### GIVEN DATA:
------------------------------
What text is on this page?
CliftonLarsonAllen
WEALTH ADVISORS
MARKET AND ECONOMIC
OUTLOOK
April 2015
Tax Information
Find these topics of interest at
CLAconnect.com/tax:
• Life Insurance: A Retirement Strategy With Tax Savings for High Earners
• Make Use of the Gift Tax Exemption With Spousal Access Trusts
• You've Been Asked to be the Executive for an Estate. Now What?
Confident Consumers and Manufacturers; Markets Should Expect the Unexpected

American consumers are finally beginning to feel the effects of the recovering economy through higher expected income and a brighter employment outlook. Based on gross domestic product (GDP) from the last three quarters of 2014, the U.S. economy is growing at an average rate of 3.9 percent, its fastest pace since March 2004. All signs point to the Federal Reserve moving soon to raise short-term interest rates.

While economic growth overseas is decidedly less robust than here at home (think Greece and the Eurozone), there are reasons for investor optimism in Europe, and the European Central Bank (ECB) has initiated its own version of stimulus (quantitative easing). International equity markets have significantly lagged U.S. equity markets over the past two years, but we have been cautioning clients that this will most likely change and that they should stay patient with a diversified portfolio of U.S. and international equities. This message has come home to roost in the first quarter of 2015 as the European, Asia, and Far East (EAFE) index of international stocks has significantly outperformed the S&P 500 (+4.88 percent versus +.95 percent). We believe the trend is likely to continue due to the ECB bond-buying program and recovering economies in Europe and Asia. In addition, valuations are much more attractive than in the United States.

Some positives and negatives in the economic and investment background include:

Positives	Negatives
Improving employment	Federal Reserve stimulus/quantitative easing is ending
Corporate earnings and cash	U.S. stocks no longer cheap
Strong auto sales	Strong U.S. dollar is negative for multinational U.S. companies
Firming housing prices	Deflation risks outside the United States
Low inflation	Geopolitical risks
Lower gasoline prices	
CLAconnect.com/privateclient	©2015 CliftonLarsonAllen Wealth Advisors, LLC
------------------------------
### DIRECTIVE:
Reproduce each entry exactly, leaving out nothing.

### FINISHED ANSWER:
What text is on this page?
CliftonLarsonAllen
WEALTH ADVISORS
MARKET AND ECONOMIC
OUTLOOK
April 2015
Tax Information
Find these topics of interest at
CLAconnect.com/tax:
• Life Insurance: A Retirement Strategy With Tax Savings for High Earners
• Make Use of the Gift Tax Exemption With Spousal Access Trusts
• You've Been Asked to be the Executive for an Estate. Now What?
Confident Consumers and Manufacturers; Markets Should Expect the Unexpected

American consumers are finally beginning to feel the effects of the recovering economy through higher expected income and a brighter employment outlook. Based on gross domestic product (GDP) from the last three quarters of 2014, the U.S. economy is growing at an average rate of 3.9 percent, its fastest pace since March 2004. All signs point to the Federal Reserve moving soon to raise short-term interest rates.

While economic growth overseas is decidedly less robust than here at home (think Greece and the Eurozone), there are reasons for investor optimism in Europe, and the European Central Bank (ECB) has initiated its own version of stimulus (quantitative easing). International equity markets have significantly lagged U.S. equity markets over the past two years, but we have been cautioning clients that this will most likely change and that they should stay patient with a diversified portfolio of U.S. and international equities. This message has come home to roost in the first quarter of 2015 as the European, Asia, and Far East (EAFE) index of international stocks has significantly outperformed the S&P 500 (+4.88 percent versus +.95 percent). We believe the trend is likely to continue due to the ECB bond-buying program and recovering economies in Europe and Asia. In addition, valuations are much more attractive than in the United States.

Some positives and negatives in the economic and investment background include:

Positives	Negatives
Improving employment	Federal Reserve stimulus/quantitative easing is ending
Corporate earnings and cash	U.S. stocks no longer cheap
Strong auto sales	Strong U.S. dollar is negative for multinational U.S. companies
Firming housing prices	Deflation risks outside the United States
Low inflation	Geopolitical risks
Lower gasoline prices	
CLAconnect.com/privateclient	©2015 CliftonLarsonAllen Wealth Advisors, LLC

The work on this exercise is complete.